What to do:
Look for "confirmation" in each line of the entries, and return the matching lines.

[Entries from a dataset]
--- Start ---

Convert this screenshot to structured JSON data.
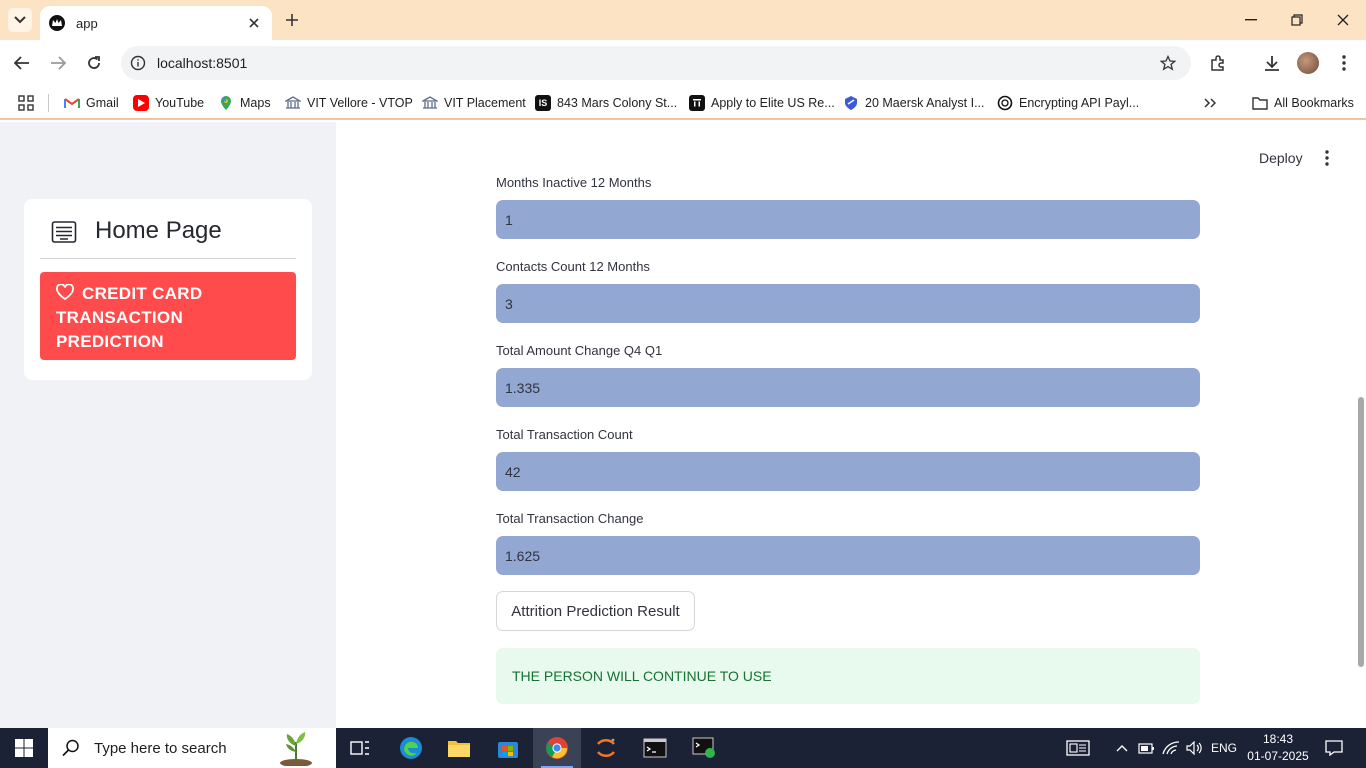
{
  "browser": {
    "tab_title": "app",
    "url": "localhost:8501",
    "bookmarks": [
      {
        "label": "Gmail",
        "icon": "gmail-icon"
      },
      {
        "label": "YouTube",
        "icon": "youtube-icon"
      },
      {
        "label": "Maps",
        "icon": "maps-icon"
      },
      {
        "label": "VIT Vellore - VTOP",
        "icon": "vit-icon"
      },
      {
        "label": "VIT Placement",
        "icon": "vit-icon"
      },
      {
        "label": "843 Mars Colony St...",
        "icon": "is-icon"
      },
      {
        "label": "Apply to Elite US Re...",
        "icon": "building-icon"
      },
      {
        "label": "20 Maersk Analyst I...",
        "icon": "shield-icon"
      },
      {
        "label": "Encrypting API Payl...",
        "icon": "openai-icon"
      }
    ],
    "all_bookmarks_label": "All Bookmarks"
  },
  "sidebar": {
    "header_title": "Home Page",
    "active_item_label": "CREDIT CARD TRANSACTION PREDICTION"
  },
  "header": {
    "deploy_label": "Deploy"
  },
  "form": {
    "fields": [
      {
        "label": "Months Inactive 12 Months",
        "value": "1"
      },
      {
        "label": "Contacts Count 12 Months",
        "value": "3"
      },
      {
        "label": "Total Amount Change Q4 Q1",
        "value": "1.335"
      },
      {
        "label": "Total Transaction Count",
        "value": "42"
      },
      {
        "label": "Total Transaction Change",
        "value": "1.625"
      }
    ],
    "submit_label": "Attrition Prediction Result",
    "result_text": "THE PERSON WILL CONTINUE TO USE"
  },
  "colors": {
    "accent": "#ff4b4b",
    "input_bg": "#92a7d2",
    "success_bg": "#e8f9ee",
    "success_text": "#177233",
    "tabstrip": "#fbe3c4"
  },
  "taskbar": {
    "search_placeholder": "Type here to search",
    "language": "ENG",
    "time": "18:43",
    "date": "01-07-2025"
  }
}
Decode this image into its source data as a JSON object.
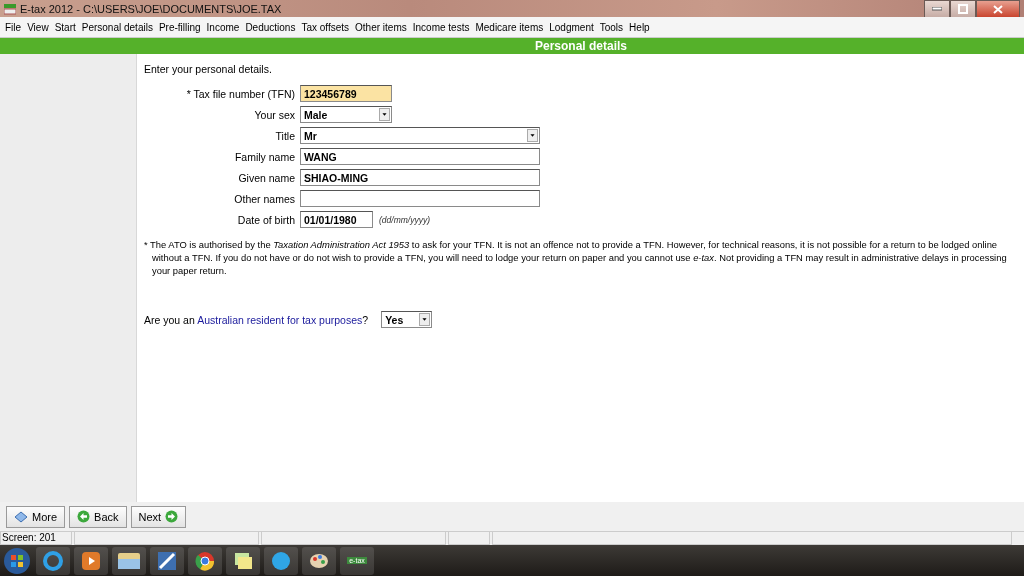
{
  "window": {
    "title": "E-tax 2012 - C:\\USERS\\JOE\\DOCUMENTS\\JOE.TAX"
  },
  "menu": [
    "File",
    "View",
    "Start",
    "Personal details",
    "Pre-filling",
    "Income",
    "Deductions",
    "Tax offsets",
    "Other items",
    "Income tests",
    "Medicare items",
    "Lodgment",
    "Tools",
    "Help"
  ],
  "header": {
    "title": "Personal details"
  },
  "form": {
    "intro": "Enter your personal details.",
    "fields": [
      {
        "kind": "short-text",
        "label": "* Tax file number (TFN)",
        "value": "123456789",
        "highlighted": true
      },
      {
        "kind": "short-select",
        "label": "Your sex",
        "value": "Male",
        "highlighted": false
      },
      {
        "kind": "wide-select",
        "label": "Title",
        "value": "Mr",
        "highlighted": false
      },
      {
        "kind": "wide-text",
        "label": "Family name",
        "value": "WANG",
        "highlighted": false
      },
      {
        "kind": "wide-text",
        "label": "Given name",
        "value": "SHIAO-MING",
        "highlighted": false
      },
      {
        "kind": "wide-text",
        "label": "Other names",
        "highlighted": false
      },
      {
        "kind": "date",
        "label": "Date of birth",
        "value": "01/01/1980",
        "highlighted": false,
        "hint": "(dd/mm/yyyy)"
      }
    ],
    "footnote": "* The ATO is authorised by the *Taxation Administration Act 1953* to ask for your TFN. It is not an offence not to provide a TFN. However, for technical reasons, it is not possible for a return to be lodged online without a TFN. If you do not have or do not wish to provide a TFN, you will need to lodge your return on paper and you cannot use *e-tax*. Not providing a TFN may result in administrative delays in processing your paper return.",
    "question": {
      "before": "Are you an ",
      "link": "Australian resident for tax purposes",
      "after": "?",
      "value": "Yes"
    }
  },
  "buttons": [
    {
      "kind": "more",
      "label": "More"
    },
    {
      "kind": "back",
      "label": "Back"
    },
    {
      "kind": "next",
      "label": "Next"
    }
  ],
  "status_bar": {
    "screen": "Screen: 201"
  },
  "taskbar": {
    "etax_label": "e-tax"
  }
}
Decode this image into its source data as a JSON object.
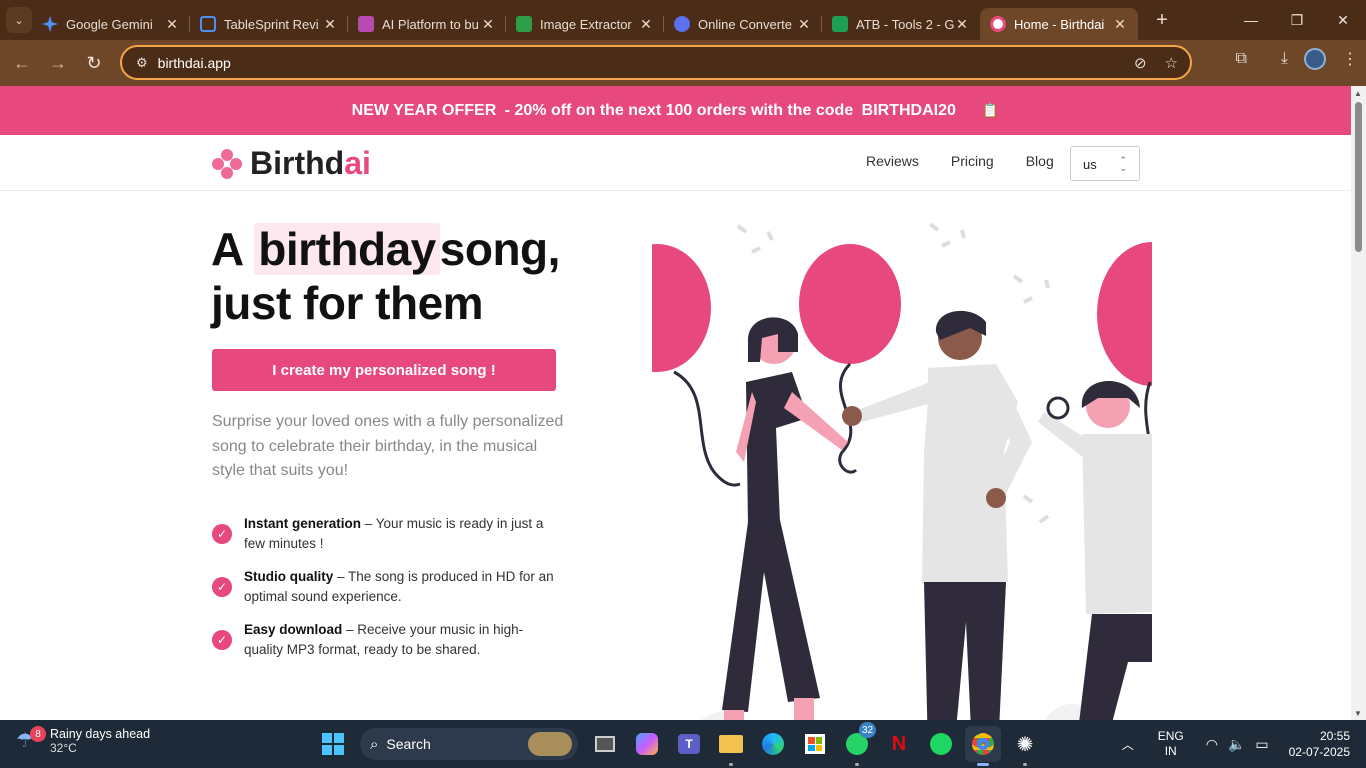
{
  "browser": {
    "tabs": [
      {
        "title": "Google Gemini",
        "favicon_color": "#4f8df5"
      },
      {
        "title": "TableSprint Revi",
        "favicon_color": "#2f6fd6"
      },
      {
        "title": "AI Platform to bu",
        "favicon_color": "#b74ab0"
      },
      {
        "title": "Image Extractor",
        "favicon_color": "#2e9e48"
      },
      {
        "title": "Online Converte",
        "favicon_color": "#5b6ff0"
      },
      {
        "title": "ATB - Tools 2 - G",
        "favicon_color": "#1e9d55"
      },
      {
        "title": "Home - Birthdai",
        "favicon_color": "#e7487e"
      }
    ],
    "url": "birthdai.app"
  },
  "page": {
    "promo": {
      "prefix": "NEW YEAR OFFER",
      "middle": " - 20% off on the next 100 orders with the code ",
      "code": "BIRTHDAI20"
    },
    "logo": {
      "part1": "Birthd",
      "part2": "ai"
    },
    "nav": [
      "Reviews",
      "Pricing",
      "Blog"
    ],
    "language_select": "us",
    "hero": {
      "title_a": "A",
      "title_highlight": "birthday",
      "title_rest": "song,",
      "title_line2": "just for them",
      "cta": "I create my personalized song !",
      "subtitle": "Surprise your loved ones with a fully personalized song to celebrate their birthday, in the musical style that suits you!"
    },
    "features": [
      {
        "title": "Instant generation",
        "text": " – Your music is ready in just a few minutes !"
      },
      {
        "title": "Studio quality",
        "text": " – The song is produced in HD for an optimal sound experience."
      },
      {
        "title": "Easy download",
        "text": " – Receive your music in high-quality MP3 format, ready to be shared."
      }
    ],
    "accent_color": "#e7487e"
  },
  "taskbar": {
    "weather": {
      "line1": "Rainy days ahead",
      "line2": "32°C",
      "badge": "8"
    },
    "search_label": "Search",
    "whatsapp_badge": "32",
    "lang": {
      "line1": "ENG",
      "line2": "IN"
    },
    "time": "20:55",
    "date": "02-07-2025"
  }
}
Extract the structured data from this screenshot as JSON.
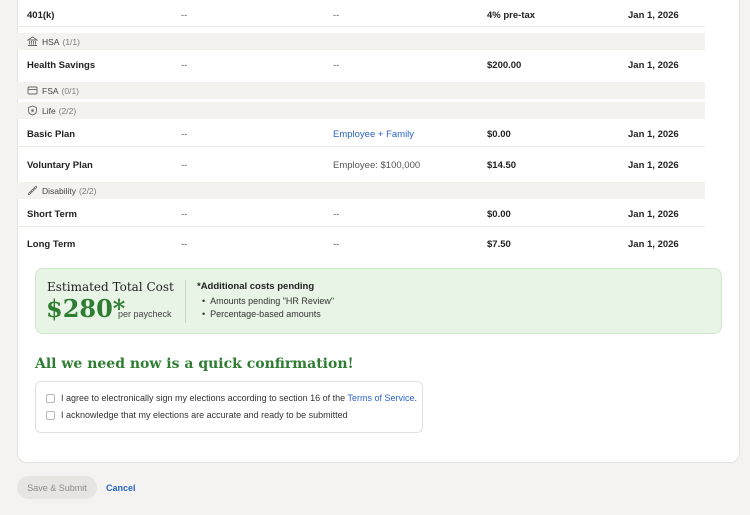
{
  "plan_rows": [
    {
      "name": "401(k)",
      "col2": "--",
      "col3": "--",
      "cost": "4% pre-tax",
      "effective": "Jan 1, 2026"
    },
    {
      "name": "Health Savings",
      "col2": "--",
      "col3": "--",
      "cost": "$200.00",
      "effective": "Jan 1, 2026"
    },
    {
      "name": "Basic Plan",
      "col2": "--",
      "col3": "Employee + Family",
      "cost": "$0.00",
      "effective": "Jan 1, 2026"
    },
    {
      "name": "Voluntary Plan",
      "col2": "--",
      "col3": "Employee: $100,000",
      "cost": "$14.50",
      "effective": "Jan 1, 2026"
    },
    {
      "name": "Short Term",
      "col2": "--",
      "col3": "--",
      "cost": "$0.00",
      "effective": "Jan 1, 2026"
    },
    {
      "name": "Long Term",
      "col2": "--",
      "col3": "--",
      "cost": "$7.50",
      "effective": "Jan 1, 2026"
    }
  ],
  "groups": [
    {
      "label": "HSA",
      "count": "(1/1)",
      "icon": "bank-icon"
    },
    {
      "label": "FSA",
      "count": "(0/1)",
      "icon": "card-icon"
    },
    {
      "label": "Life",
      "count": "(2/2)",
      "icon": "shield-icon"
    },
    {
      "label": "Disability",
      "count": "(2/2)",
      "icon": "bandage-icon"
    }
  ],
  "summary": {
    "title": "Estimated Total Cost",
    "amount": "$280",
    "asterisk": "*",
    "per": "per paycheck",
    "additional_title": "*Additional costs pending",
    "pending": [
      "Amounts pending \"HR Review\"",
      "Percentage-based amounts"
    ]
  },
  "confirmation": {
    "title": "All we need now is a quick confirmation!",
    "agree_text": "I agree to electronically sign my elections according to section 16 of the ",
    "terms_link": "Terms of Service",
    "agree_end": ".",
    "ack_text": "I acknowledge that my elections are accurate and ready to be submitted"
  },
  "footer": {
    "save_label": "Save & Submit",
    "cancel_label": "Cancel"
  },
  "colors": {
    "accent_green": "#2e7d32",
    "link_blue": "#2a63c9",
    "summary_bg": "#e8f4e6"
  }
}
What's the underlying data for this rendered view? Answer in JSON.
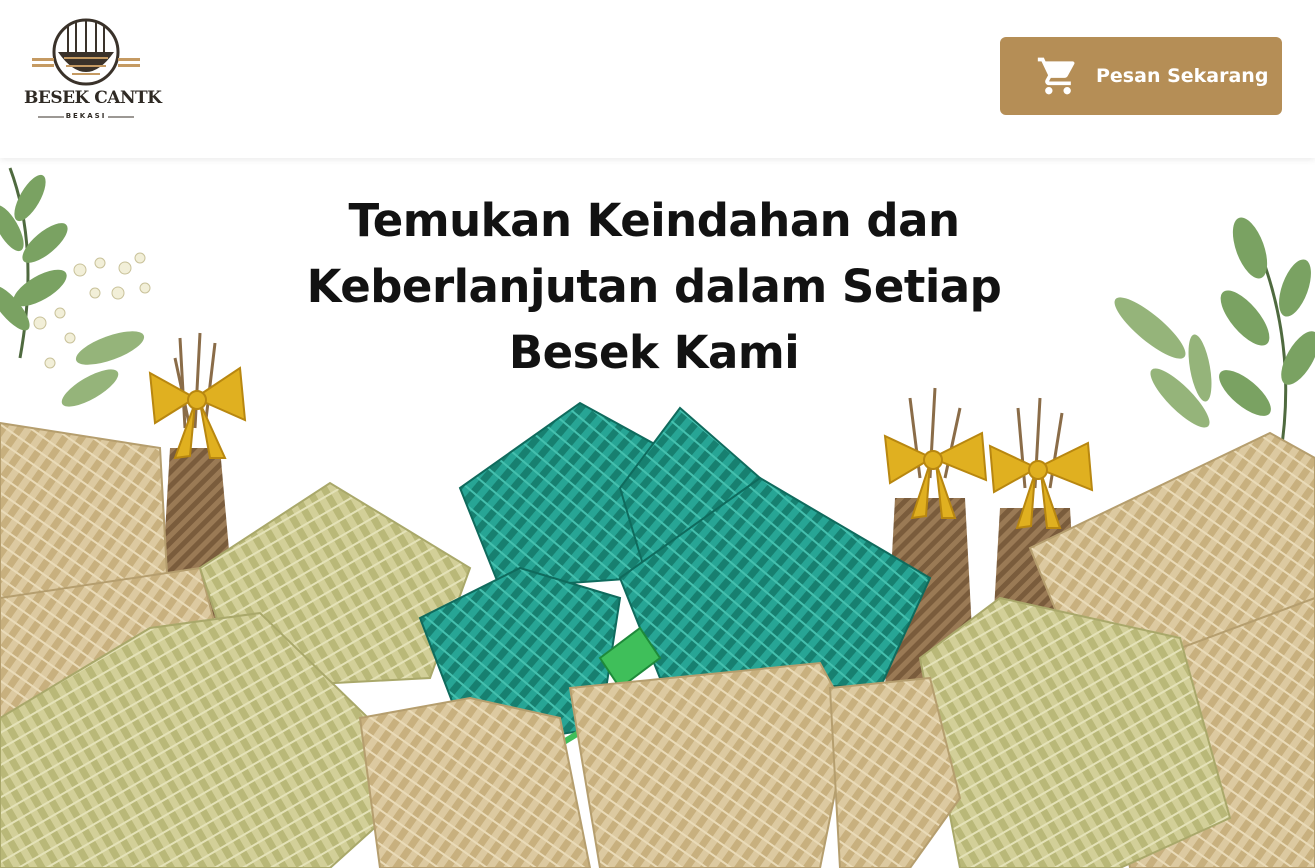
{
  "brand": {
    "name": "BESEK CANTK",
    "subtitle": "BEKASI"
  },
  "header": {
    "order_button": {
      "label": "Pesan Sekarang",
      "icon": "shopping-cart-icon"
    }
  },
  "hero": {
    "title": "Temukan Keindahan dan Keberlanjutan dalam Setiap Besek Kami",
    "image": "woven bamboo besek baskets with leaves and gold ribbons"
  },
  "colors": {
    "accent": "#b58e56",
    "text_dark": "#121212",
    "bamboo_light": "#d9c89a",
    "bamboo_green": "#c9c98a",
    "teal_weave": "#1f9a8a",
    "leaf_green": "#6f9a5a",
    "ribbon_gold": "#e0b020"
  }
}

--- End ---

Answer to this task:
  "confirmation": {
    "title": "All we need now is a quick confirmation!",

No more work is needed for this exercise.